• **Goal**: Copy each line exactly. Leave nothing out.

- - - -

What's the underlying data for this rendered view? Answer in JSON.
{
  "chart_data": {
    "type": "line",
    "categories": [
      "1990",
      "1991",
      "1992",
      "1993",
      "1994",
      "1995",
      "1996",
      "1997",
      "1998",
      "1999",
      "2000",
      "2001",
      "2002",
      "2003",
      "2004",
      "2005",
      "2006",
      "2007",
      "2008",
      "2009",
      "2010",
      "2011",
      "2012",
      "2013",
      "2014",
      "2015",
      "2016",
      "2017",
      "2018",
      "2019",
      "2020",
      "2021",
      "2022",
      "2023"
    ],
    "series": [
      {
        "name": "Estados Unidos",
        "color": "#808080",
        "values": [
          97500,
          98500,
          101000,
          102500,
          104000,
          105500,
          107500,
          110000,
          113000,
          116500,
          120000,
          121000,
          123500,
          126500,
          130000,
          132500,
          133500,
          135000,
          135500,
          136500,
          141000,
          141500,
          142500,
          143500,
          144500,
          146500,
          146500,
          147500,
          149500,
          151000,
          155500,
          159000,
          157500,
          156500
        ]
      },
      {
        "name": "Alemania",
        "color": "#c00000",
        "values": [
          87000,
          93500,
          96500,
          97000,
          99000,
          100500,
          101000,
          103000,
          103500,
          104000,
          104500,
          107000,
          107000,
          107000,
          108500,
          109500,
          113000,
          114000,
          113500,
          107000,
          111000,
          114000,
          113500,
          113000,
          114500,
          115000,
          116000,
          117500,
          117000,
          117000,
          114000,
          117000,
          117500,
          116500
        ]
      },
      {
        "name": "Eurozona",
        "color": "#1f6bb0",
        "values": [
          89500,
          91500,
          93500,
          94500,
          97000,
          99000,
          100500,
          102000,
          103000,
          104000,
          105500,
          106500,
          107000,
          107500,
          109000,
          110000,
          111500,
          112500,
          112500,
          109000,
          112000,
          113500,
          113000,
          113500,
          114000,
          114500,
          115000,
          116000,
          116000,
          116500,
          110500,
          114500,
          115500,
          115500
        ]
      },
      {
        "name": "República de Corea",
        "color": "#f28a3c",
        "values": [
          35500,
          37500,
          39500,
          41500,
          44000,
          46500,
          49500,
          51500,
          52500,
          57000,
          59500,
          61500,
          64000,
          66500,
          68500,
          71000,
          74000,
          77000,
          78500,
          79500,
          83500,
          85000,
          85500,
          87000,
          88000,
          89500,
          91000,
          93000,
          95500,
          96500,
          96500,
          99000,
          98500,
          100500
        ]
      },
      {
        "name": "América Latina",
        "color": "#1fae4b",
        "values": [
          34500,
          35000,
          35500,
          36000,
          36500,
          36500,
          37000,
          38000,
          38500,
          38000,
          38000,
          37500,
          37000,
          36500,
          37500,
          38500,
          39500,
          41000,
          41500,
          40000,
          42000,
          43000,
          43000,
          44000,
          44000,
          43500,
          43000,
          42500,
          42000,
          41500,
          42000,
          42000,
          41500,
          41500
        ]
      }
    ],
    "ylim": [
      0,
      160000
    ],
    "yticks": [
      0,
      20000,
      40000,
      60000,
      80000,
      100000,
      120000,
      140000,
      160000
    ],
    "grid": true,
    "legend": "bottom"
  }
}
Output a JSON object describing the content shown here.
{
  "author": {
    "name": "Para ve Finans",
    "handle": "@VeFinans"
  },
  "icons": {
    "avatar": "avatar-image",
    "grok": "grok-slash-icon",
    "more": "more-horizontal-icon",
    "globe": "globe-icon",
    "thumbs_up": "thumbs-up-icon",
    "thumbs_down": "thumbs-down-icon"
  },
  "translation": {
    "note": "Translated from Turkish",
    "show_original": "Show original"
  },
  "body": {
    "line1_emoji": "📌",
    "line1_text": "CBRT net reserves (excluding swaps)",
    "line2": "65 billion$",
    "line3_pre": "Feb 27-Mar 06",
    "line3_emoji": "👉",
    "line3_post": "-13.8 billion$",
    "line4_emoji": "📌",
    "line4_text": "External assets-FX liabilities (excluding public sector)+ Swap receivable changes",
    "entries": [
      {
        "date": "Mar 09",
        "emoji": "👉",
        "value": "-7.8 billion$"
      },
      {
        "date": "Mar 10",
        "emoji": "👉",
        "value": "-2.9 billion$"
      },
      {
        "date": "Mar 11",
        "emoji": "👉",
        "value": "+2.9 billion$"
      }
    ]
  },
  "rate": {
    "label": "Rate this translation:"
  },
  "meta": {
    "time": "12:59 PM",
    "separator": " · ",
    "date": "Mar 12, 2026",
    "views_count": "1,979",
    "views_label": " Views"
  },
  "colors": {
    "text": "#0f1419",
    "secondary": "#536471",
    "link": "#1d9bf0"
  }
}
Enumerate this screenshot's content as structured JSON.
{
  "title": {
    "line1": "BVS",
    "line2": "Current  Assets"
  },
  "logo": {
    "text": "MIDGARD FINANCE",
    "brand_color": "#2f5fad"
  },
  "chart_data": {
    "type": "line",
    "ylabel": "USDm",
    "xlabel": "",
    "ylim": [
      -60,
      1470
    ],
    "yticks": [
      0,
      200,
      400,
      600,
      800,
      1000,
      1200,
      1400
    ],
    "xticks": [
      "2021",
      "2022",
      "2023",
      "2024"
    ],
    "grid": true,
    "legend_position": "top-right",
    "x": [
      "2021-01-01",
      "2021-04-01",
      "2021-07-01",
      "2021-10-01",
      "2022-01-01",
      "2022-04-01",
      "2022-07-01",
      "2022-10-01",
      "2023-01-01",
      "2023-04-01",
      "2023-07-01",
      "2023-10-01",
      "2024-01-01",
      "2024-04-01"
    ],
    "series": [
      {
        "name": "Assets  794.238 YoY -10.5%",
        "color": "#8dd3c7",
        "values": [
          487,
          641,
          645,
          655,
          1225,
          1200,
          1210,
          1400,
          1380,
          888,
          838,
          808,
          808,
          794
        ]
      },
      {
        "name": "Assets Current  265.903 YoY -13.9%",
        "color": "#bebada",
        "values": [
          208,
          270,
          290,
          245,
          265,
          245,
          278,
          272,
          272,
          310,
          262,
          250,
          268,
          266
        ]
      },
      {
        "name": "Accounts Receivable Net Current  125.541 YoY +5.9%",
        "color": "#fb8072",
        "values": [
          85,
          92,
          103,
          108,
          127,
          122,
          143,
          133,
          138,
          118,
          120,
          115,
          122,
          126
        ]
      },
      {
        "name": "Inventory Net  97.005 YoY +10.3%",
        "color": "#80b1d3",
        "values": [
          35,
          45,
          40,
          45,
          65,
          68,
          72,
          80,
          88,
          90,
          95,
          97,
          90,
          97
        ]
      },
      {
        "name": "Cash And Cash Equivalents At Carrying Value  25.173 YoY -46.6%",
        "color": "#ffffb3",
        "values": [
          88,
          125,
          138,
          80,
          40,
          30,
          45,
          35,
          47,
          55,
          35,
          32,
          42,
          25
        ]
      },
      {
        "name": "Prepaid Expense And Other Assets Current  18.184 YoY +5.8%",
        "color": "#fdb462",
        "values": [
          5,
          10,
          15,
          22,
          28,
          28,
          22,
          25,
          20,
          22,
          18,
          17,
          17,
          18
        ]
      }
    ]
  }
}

- - - -

• **Reply**:
What's the underlying data for this rendered view? Answer in JSON.
{
  "chart_data": {
    "type": "line",
    "categories": [
      "1990",
      "1991",
      "1992",
      "1993",
      "1994",
      "1995",
      "1996",
      "1997",
      "1998",
      "1999",
      "2000",
      "2001",
      "2002",
      "2003",
      "2004",
      "2005",
      "2006",
      "2007",
      "2008",
      "2009",
      "2010",
      "2011",
      "2012",
      "2013",
      "2014",
      "2015",
      "2016",
      "2017",
      "2018",
      "2019",
      "2020",
      "2021",
      "2022",
      "2023"
    ],
    "series": [
      {
        "name": "Estados Unidos",
        "color": "#808080",
        "values": [
          97500,
          98500,
          101000,
          102500,
          104000,
          105500,
          107500,
          110000,
          113000,
          116500,
          120000,
          121000,
          123500,
          126500,
          130000,
          132500,
          133500,
          135000,
          135500,
          136500,
          141000,
          141500,
          142500,
          143500,
          144500,
          146500,
          146500,
          147500,
          149500,
          151000,
          155500,
          159000,
          157500,
          156500
        ]
      },
      {
        "name": "Alemania",
        "color": "#c00000",
        "values": [
          87000,
          93500,
          96500,
          97000,
          99000,
          100500,
          101000,
          103000,
          103500,
          104000,
          104500,
          107000,
          107000,
          107000,
          108500,
          109500,
          113000,
          114000,
          113500,
          107000,
          111000,
          114000,
          113500,
          113000,
          114500,
          115000,
          116000,
          117500,
          117000,
          117000,
          114000,
          117000,
          117500,
          116500
        ]
      },
      {
        "name": "Eurozona",
        "color": "#1f6bb0",
        "values": [
          89500,
          91500,
          93500,
          94500,
          97000,
          99000,
          100500,
          102000,
          103000,
          104000,
          105500,
          106500,
          107000,
          107500,
          109000,
          110000,
          111500,
          112500,
          112500,
          109000,
          112000,
          113500,
          113000,
          113500,
          114000,
          114500,
          115000,
          116000,
          116000,
          116500,
          110500,
          114500,
          115500,
          115500
        ]
      },
      {
        "name": "República de Corea",
        "color": "#f28a3c",
        "values": [
          35500,
          37500,
          39500,
          41500,
          44000,
          46500,
          49500,
          51500,
          52500,
          57000,
          59500,
          61500,
          64000,
          66500,
          68500,
          71000,
          74000,
          77000,
          78500,
          79500,
          83500,
          85000,
          85500,
          87000,
          88000,
          89500,
          91000,
          93000,
          95500,
          96500,
          96500,
          99000,
          98500,
          100500
        ]
      },
      {
        "name": "América Latina",
        "color": "#1fae4b",
        "values": [
          34500,
          35000,
          35500,
          36000,
          36500,
          36500,
          37000,
          38000,
          38500,
          38000,
          38000,
          37500,
          37000,
          36500,
          37500,
          38500,
          39500,
          41000,
          41500,
          40000,
          42000,
          43000,
          43000,
          44000,
          44000,
          43500,
          43000,
          42500,
          42000,
          41500,
          42000,
          42000,
          41500,
          41500
        ]
      }
    ],
    "ylim": [
      0,
      160000
    ],
    "yticks": [
      0,
      20000,
      40000,
      60000,
      80000,
      100000,
      120000,
      140000,
      160000
    ],
    "grid": true,
    "legend": "bottom"
  }
}
Output a JSON object describing the content shown here.
{
  "author": {
    "name": "Para ve Finans",
    "handle": "@VeFinans"
  },
  "icons": {
    "avatar": "avatar-image",
    "grok": "grok-slash-icon",
    "more": "more-horizontal-icon",
    "globe": "globe-icon",
    "thumbs_up": "thumbs-up-icon",
    "thumbs_down": "thumbs-down-icon"
  },
  "translation": {
    "note": "Translated from Turkish",
    "show_original": "Show original"
  },
  "body": {
    "line1_emoji": "📌",
    "line1_text": "CBRT net reserves (excluding swaps)",
    "line2": "65 billion$",
    "line3_pre": "Feb 27-Mar 06",
    "line3_emoji": "👉",
    "line3_post": "-13.8 billion$",
    "line4_emoji": "📌",
    "line4_text": "External assets-FX liabilities (excluding public sector)+ Swap receivable changes",
    "entries": [
      {
        "date": "Mar 09",
        "emoji": "👉",
        "value": "-7.8 billion$"
      },
      {
        "date": "Mar 10",
        "emoji": "👉",
        "value": "-2.9 billion$"
      },
      {
        "date": "Mar 11",
        "emoji": "👉",
        "value": "+2.9 billion$"
      }
    ]
  },
  "rate": {
    "label": "Rate this translation:"
  },
  "meta": {
    "time": "12:59 PM",
    "separator": " · ",
    "date": "Mar 12, 2026",
    "views_count": "1,979",
    "views_label": " Views"
  },
  "colors": {
    "text": "#0f1419",
    "secondary": "#536471",
    "link": "#1d9bf0"
  }
}
Enumerate this screenshot's content as structured JSON.
{
  "title": {
    "line1": "BVS",
    "line2": "Current  Assets"
  },
  "logo": {
    "text": "MIDGARD FINANCE",
    "brand_color": "#2f5fad"
  },
  "chart_data": {
    "type": "line",
    "ylabel": "USDm",
    "xlabel": "",
    "ylim": [
      -60,
      1470
    ],
    "yticks": [
      0,
      200,
      400,
      600,
      800,
      1000,
      1200,
      1400
    ],
    "xticks": [
      "2021",
      "2022",
      "2023",
      "2024"
    ],
    "grid": true,
    "legend_position": "top-right",
    "x": [
      "2021-01-01",
      "2021-04-01",
      "2021-07-01",
      "2021-10-01",
      "2022-01-01",
      "2022-04-01",
      "2022-07-01",
      "2022-10-01",
      "2023-01-01",
      "2023-04-01",
      "2023-07-01",
      "2023-10-01",
      "2024-01-01",
      "2024-04-01"
    ],
    "series": [
      {
        "name": "Assets  794.238 YoY -10.5%",
        "color": "#8dd3c7",
        "values": [
          487,
          641,
          645,
          655,
          1225,
          1200,
          1210,
          1400,
          1380,
          888,
          838,
          808,
          808,
          794
        ]
      },
      {
        "name": "Assets Current  265.903 YoY -13.9%",
        "color": "#bebada",
        "values": [
          208,
          270,
          290,
          245,
          265,
          245,
          278,
          272,
          272,
          310,
          262,
          250,
          268,
          266
        ]
      },
      {
        "name": "Accounts Receivable Net Current  125.541 YoY +5.9%",
        "color": "#fb8072",
        "values": [
          85,
          92,
          103,
          108,
          127,
          122,
          143,
          133,
          138,
          118,
          120,
          115,
          122,
          126
        ]
      },
      {
        "name": "Inventory Net  97.005 YoY +10.3%",
        "color": "#80b1d3",
        "values": [
          35,
          45,
          40,
          45,
          65,
          68,
          72,
          80,
          88,
          90,
          95,
          97,
          90,
          97
        ]
      },
      {
        "name": "Cash And Cash Equivalents At Carrying Value  25.173 YoY -46.6%",
        "color": "#ffffb3",
        "values": [
          88,
          125,
          138,
          80,
          40,
          30,
          45,
          35,
          47,
          55,
          35,
          32,
          42,
          25
        ]
      },
      {
        "name": "Prepaid Expense And Other Assets Current  18.184 YoY +5.8%",
        "color": "#fdb462",
        "values": [
          5,
          10,
          15,
          22,
          28,
          28,
          22,
          25,
          20,
          22,
          18,
          17,
          17,
          18
        ]
      }
    ]
  }
}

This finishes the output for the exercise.